_WORK TASK 1_
List every region named in the Valorant esports text.
_WORK TASK 2_
Answer these from the Valorant esports text:
(a) Which organization did Nolpenki take down?
(b) In which game, besides Valorant, has Riot done global coverage well?
(c) Whose "creative" style is hazed looking forward to playing?
_WORK TASK 3_
Rewrite the Valorant esports text from "3. Being able" to "into Valorant too.", swapping "global coverage" for "worldwide coverage".

Moral of the story: never underestimate the underdog, which leads me nicely into point number two.
That feeling when you've been crowned #FirstStrike NA Champs! 🏆
— Valorant News (@ValorantUpdates) December 7, 2020
2. Open qualifiers are pretty cool
One thing that I really loved during the tournament was seeing a host of new faces battling against some of esports’ most established organizations. We wouldn’t have seen that if it wasn’t for the open qualifiers.
The success of teams like SUMN FC, nolpenki and Purple Cobras is inspiring. They’re just groups of friends who banded together in the hopes of shaking up Future Earth. Nolpenki, for example, took down Guild Esports, David Beckham’s esports baby.
Hopefully Riot keeps this up for Valorant, as it provides fans with a more changeable experience. After all, variety is the spice of life.
3. Being able to watch global Valorant is great
That leads perfectly into point number three: the global coverage. First Strike is the first ever tournament where I’ve actively been inclined to watch regions outside Europe and North America. This is something Riot have done well in League of Legends, and it’s clearly something they’re sneaking into Valorant too.
Every region has its unique take on Valorant. Their styles, their Agent pools, their tactics – they’re all different. Not only is it fun to compare the likes of Europe to Brazil or North America to MENA, it’s a great way to pick up new tricks to dominate in game.
It’s something that inspires pros as well. Coming into the Valorant Champions Tour next year, hazed is actively looking forward to playing the “creative” style he’s seen from Vision Strikes.

_RECORD EXTRACTS_
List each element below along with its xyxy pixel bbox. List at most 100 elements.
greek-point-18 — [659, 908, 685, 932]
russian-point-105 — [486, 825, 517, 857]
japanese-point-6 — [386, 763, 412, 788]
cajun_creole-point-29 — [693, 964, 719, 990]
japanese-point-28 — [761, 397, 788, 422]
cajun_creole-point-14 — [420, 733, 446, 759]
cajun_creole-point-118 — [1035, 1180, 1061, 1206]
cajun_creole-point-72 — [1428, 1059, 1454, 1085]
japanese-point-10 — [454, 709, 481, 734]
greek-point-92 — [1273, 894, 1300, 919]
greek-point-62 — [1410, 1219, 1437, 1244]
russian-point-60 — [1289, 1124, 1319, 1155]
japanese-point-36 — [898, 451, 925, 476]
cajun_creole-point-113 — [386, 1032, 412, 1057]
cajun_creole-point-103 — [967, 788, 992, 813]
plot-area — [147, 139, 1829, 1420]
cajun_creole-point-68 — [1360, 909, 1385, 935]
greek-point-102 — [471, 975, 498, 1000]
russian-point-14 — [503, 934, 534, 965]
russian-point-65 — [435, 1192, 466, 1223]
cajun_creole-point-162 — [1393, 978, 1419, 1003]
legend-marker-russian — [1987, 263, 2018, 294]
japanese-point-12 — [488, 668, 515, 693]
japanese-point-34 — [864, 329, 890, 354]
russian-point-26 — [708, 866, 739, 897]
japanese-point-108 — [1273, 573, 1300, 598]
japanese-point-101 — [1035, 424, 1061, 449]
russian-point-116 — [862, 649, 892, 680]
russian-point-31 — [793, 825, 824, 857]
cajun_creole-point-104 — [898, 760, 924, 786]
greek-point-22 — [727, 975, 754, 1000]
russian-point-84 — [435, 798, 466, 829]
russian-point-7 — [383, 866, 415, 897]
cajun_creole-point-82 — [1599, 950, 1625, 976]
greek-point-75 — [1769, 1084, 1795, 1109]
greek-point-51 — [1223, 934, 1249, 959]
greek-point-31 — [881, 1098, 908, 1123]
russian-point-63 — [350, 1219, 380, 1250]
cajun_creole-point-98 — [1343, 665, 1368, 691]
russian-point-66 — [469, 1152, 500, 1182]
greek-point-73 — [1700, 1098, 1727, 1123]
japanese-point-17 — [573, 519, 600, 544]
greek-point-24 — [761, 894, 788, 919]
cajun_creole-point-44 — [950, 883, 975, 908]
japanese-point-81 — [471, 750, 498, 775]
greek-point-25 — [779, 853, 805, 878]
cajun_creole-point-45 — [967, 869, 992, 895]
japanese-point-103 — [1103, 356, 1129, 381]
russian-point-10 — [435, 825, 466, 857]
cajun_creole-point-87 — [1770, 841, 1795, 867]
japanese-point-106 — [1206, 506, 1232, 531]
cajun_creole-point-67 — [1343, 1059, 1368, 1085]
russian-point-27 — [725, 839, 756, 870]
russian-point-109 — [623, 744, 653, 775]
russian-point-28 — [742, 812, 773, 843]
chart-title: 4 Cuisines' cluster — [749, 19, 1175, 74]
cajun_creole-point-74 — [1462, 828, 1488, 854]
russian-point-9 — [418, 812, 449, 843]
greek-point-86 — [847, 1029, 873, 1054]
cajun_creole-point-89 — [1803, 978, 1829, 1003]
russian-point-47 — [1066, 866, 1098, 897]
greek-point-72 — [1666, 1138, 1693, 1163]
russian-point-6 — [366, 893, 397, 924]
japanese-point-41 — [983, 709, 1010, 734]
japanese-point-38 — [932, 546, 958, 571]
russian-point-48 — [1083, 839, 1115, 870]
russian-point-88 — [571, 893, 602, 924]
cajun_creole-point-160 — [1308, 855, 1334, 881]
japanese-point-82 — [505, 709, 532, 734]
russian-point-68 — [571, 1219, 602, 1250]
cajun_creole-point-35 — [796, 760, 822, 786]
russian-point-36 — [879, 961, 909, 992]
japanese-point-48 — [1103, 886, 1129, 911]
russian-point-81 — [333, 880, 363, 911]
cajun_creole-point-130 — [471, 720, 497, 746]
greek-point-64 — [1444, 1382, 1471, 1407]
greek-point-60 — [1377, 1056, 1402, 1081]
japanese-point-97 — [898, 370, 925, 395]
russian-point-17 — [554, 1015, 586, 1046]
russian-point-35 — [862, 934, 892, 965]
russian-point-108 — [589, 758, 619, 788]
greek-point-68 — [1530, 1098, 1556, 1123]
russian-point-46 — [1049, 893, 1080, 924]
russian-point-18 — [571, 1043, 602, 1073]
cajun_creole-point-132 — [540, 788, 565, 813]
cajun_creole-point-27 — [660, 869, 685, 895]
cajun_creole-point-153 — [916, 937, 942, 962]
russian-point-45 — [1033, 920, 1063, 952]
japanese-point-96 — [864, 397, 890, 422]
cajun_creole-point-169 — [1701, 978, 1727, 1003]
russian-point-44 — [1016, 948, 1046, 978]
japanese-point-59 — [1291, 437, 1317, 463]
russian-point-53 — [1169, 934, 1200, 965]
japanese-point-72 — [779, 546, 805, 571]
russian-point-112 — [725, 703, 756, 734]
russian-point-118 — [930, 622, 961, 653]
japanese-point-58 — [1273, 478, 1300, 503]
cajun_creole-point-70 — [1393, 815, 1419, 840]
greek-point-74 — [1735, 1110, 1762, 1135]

_WORKED SOLUTION 1_
Europe, North America, Brazil, MENA

_WORKED SOLUTION 2_
(a) Guild Esports
(b) League of Legends
(c) Vision Strikes

_WORKED SOLUTION 3_
3. Being able to watch global Valorant is great
That leads perfectly into point number three: the worldwide coverage. First Strike is the first ever tournament where I’ve actively been inclined to watch regions outside Europe and North America. This is something Riot have done well in League of Legends, and it’s clearly something they’re sneaking into Valorant too.